* What is expected
Print the full listing exactly.

-- Begin Exercise data --

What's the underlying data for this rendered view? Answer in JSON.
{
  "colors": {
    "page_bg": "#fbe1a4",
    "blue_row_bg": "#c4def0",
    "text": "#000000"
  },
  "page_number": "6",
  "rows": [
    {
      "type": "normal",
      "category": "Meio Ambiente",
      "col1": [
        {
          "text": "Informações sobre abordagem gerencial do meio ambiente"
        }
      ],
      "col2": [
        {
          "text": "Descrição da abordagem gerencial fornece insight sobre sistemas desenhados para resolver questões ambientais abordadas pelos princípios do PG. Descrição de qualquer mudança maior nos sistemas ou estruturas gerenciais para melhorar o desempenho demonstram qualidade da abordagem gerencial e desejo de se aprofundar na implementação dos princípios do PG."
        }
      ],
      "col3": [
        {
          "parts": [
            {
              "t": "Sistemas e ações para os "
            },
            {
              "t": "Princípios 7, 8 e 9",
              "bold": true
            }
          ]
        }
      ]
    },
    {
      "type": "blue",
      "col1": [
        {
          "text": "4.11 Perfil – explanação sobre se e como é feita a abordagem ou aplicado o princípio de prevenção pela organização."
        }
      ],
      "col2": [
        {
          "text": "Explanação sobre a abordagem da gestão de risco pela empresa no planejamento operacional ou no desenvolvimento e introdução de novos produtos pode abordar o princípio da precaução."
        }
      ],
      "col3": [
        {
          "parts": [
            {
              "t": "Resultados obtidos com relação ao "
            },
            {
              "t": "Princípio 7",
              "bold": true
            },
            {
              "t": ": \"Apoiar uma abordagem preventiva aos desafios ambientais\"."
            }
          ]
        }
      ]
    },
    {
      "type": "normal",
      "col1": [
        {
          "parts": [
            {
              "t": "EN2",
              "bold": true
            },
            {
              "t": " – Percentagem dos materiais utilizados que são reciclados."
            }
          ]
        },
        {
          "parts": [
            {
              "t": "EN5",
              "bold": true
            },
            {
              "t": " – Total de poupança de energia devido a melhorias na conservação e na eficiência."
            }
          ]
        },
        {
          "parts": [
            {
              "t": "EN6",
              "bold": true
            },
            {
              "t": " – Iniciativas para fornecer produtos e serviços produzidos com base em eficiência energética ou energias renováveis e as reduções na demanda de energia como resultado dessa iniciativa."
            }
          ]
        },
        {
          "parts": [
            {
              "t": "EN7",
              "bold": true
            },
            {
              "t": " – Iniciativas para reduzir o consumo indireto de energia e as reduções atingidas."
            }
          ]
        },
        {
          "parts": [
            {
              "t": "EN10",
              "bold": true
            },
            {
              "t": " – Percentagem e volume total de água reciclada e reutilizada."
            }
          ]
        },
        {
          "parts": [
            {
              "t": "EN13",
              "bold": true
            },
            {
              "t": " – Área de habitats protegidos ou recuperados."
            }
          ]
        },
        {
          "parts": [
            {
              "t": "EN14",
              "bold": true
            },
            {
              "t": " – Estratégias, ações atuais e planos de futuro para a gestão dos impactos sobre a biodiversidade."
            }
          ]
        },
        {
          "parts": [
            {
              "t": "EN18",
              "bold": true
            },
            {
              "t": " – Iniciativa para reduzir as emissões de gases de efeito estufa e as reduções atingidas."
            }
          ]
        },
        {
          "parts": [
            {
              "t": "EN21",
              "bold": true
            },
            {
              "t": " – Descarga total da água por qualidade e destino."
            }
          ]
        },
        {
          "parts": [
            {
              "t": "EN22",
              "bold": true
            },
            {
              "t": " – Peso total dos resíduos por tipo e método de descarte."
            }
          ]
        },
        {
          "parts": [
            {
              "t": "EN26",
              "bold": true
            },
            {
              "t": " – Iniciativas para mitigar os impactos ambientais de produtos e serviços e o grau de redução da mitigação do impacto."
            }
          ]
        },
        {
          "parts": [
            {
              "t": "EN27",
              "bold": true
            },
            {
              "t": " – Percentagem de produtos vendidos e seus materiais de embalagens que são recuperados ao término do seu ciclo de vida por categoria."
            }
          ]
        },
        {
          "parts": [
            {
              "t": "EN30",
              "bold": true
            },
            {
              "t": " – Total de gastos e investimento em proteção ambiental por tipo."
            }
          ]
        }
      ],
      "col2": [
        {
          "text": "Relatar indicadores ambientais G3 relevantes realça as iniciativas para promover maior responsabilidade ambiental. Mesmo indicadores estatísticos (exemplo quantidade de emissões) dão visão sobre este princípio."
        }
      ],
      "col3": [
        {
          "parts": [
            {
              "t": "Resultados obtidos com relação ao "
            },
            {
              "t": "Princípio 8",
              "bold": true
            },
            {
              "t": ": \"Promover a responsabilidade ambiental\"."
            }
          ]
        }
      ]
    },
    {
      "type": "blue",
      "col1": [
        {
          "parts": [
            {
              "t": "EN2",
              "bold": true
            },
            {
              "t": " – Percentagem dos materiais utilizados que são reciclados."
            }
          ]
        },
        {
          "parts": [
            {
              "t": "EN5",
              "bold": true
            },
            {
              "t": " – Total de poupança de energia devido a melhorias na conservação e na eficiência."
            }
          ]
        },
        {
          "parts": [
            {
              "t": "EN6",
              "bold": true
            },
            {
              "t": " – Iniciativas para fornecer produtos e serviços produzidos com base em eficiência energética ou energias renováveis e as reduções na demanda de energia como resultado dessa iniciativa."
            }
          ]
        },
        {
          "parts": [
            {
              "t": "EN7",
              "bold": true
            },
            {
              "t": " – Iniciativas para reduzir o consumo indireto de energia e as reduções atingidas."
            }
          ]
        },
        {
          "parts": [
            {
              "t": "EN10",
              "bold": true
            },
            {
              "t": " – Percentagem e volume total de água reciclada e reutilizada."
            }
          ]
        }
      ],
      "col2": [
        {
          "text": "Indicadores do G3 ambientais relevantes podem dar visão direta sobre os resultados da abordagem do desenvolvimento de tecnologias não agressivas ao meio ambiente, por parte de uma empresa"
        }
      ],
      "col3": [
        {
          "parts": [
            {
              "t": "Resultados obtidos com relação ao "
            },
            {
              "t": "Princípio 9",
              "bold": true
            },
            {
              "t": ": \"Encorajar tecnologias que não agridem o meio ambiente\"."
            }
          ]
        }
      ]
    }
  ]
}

-- End Exercise data --

* Right answer
What's the underlying data for this rendered view? Answer in JSON.
{
  "colors": {
    "page_bg": "#fbe1a4",
    "blue_row_bg": "#c4def0",
    "text": "#000000"
  },
  "page_number": "6",
  "rows": [
    {
      "type": "normal",
      "category": "Meio Ambiente",
      "col1": [
        {
          "text": "Informações sobre abordagem gerencial do meio ambiente"
        }
      ],
      "col2": [
        {
          "text": "Descrição da abordagem gerencial fornece insight sobre sistemas desenhados para resolver questões ambientais abordadas pelos princípios do PG. Descrição de qualquer mudança maior nos sistemas ou estruturas gerenciais para melhorar o desempenho demonstram qualidade da abordagem gerencial e desejo de se aprofundar na implementação dos princípios do PG."
        }
      ],
      "col3": [
        {
          "parts": [
            {
              "t": "Sistemas e ações para os "
            },
            {
              "t": "Princípios 7, 8 e 9",
              "bold": true
            }
          ]
        }
      ]
    },
    {
      "type": "blue",
      "col1": [
        {
          "text": "4.11 Perfil – explanação sobre se e como é feita a abordagem ou aplicado o princípio de prevenção pela organização."
        }
      ],
      "col2": [
        {
          "text": "Explanação sobre a abordagem da gestão de risco pela empresa no planejamento operacional ou no desenvolvimento e introdução de novos produtos pode abordar o princípio da precaução."
        }
      ],
      "col3": [
        {
          "parts": [
            {
              "t": "Resultados obtidos com relação ao "
            },
            {
              "t": "Princípio 7",
              "bold": true
            },
            {
              "t": ": \"Apoiar uma abordagem preventiva aos desafios ambientais\"."
            }
          ]
        }
      ]
    },
    {
      "type": "normal",
      "col1": [
        {
          "parts": [
            {
              "t": "EN2",
              "bold": true
            },
            {
              "t": " – Percentagem dos materiais utilizados que são reciclados."
            }
          ]
        },
        {
          "parts": [
            {
              "t": "EN5",
              "bold": true
            },
            {
              "t": " – Total de poupança de energia devido a melhorias na conservação e na eficiência."
            }
          ]
        },
        {
          "parts": [
            {
              "t": "EN6",
              "bold": true
            },
            {
              "t": " – Iniciativas para fornecer produtos e serviços produzidos com base em eficiência energética ou energias renováveis e as reduções na demanda de energia como resultado dessa iniciativa."
            }
          ]
        },
        {
          "parts": [
            {
              "t": "EN7",
              "bold": true
            },
            {
              "t": " – Iniciativas para reduzir o consumo indireto de energia e as reduções atingidas."
            }
          ]
        },
        {
          "parts": [
            {
              "t": "EN10",
              "bold": true
            },
            {
              "t": " – Percentagem e volume total de água reciclada e reutilizada."
            }
          ]
        },
        {
          "parts": [
            {
              "t": "EN13",
              "bold": true
            },
            {
              "t": " – Área de habitats protegidos ou recuperados."
            }
          ]
        },
        {
          "parts": [
            {
              "t": "EN14",
              "bold": true
            },
            {
              "t": " – Estratégias, ações atuais e planos de futuro para a gestão dos impactos sobre a biodiversidade."
            }
          ]
        },
        {
          "parts": [
            {
              "t": "EN18",
              "bold": true
            },
            {
              "t": " – Iniciativa para reduzir as emissões de gases de efeito estufa e as reduções atingidas."
            }
          ]
        },
        {
          "parts": [
            {
              "t": "EN21",
              "bold": true
            },
            {
              "t": " – Descarga total da água por qualidade e destino."
            }
          ]
        },
        {
          "parts": [
            {
              "t": "EN22",
              "bold": true
            },
            {
              "t": " – Peso total dos resíduos por tipo e método de descarte."
            }
          ]
        },
        {
          "parts": [
            {
              "t": "EN26",
              "bold": true
            },
            {
              "t": " – Iniciativas para mitigar os impactos ambientais de produtos e serviços e o grau de redução da mitigação do impacto."
            }
          ]
        },
        {
          "parts": [
            {
              "t": "EN27",
              "bold": true
            },
            {
              "t": " – Percentagem de produtos vendidos e seus materiais de embalagens que são recuperados ao término do seu ciclo de vida por categoria."
            }
          ]
        },
        {
          "parts": [
            {
              "t": "EN30",
              "bold": true
            },
            {
              "t": " – Total de gastos e investimento em proteção ambiental por tipo."
            }
          ]
        }
      ],
      "col2": [
        {
          "text": "Relatar indicadores ambientais G3 relevantes realça as iniciativas para promover maior responsabilidade ambiental. Mesmo indicadores estatísticos (exemplo quantidade de emissões) dão visão sobre este princípio."
        }
      ],
      "col3": [
        {
          "parts": [
            {
              "t": "Resultados obtidos com relação ao "
            },
            {
              "t": "Princípio 8",
              "bold": true
            },
            {
              "t": ": \"Promover a responsabilidade ambiental\"."
            }
          ]
        }
      ]
    },
    {
      "type": "blue",
      "col1": [
        {
          "parts": [
            {
              "t": "EN2",
              "bold": true
            },
            {
              "t": " – Percentagem dos materiais utilizados que são reciclados."
            }
          ]
        },
        {
          "parts": [
            {
              "t": "EN5",
              "bold": true
            },
            {
              "t": " – Total de poupança de energia devido a melhorias na conservação e na eficiência."
            }
          ]
        },
        {
          "parts": [
            {
              "t": "EN6",
              "bold": true
            },
            {
              "t": " – Iniciativas para fornecer produtos e serviços produzidos com base em eficiência energética ou energias renováveis e as reduções na demanda de energia como resultado dessa iniciativa."
            }
          ]
        },
        {
          "parts": [
            {
              "t": "EN7",
              "bold": true
            },
            {
              "t": " – Iniciativas para reduzir o consumo indireto de energia e as reduções atingidas."
            }
          ]
        },
        {
          "parts": [
            {
              "t": "EN10",
              "bold": true
            },
            {
              "t": " – Percentagem e volume total de água reciclada e reutilizada."
            }
          ]
        }
      ],
      "col2": [
        {
          "text": "Indicadores do G3 ambientais relevantes podem dar visão direta sobre os resultados da abordagem do desenvolvimento de tecnologias não agressivas ao meio ambiente, por parte de uma empresa"
        }
      ],
      "col3": [
        {
          "parts": [
            {
              "t": "Resultados obtidos com relação ao "
            },
            {
              "t": "Princípio 9",
              "bold": true
            },
            {
              "t": ": \"Encorajar tecnologias que não agridem o meio ambiente\"."
            }
          ]
        }
      ]
    }
  ]
}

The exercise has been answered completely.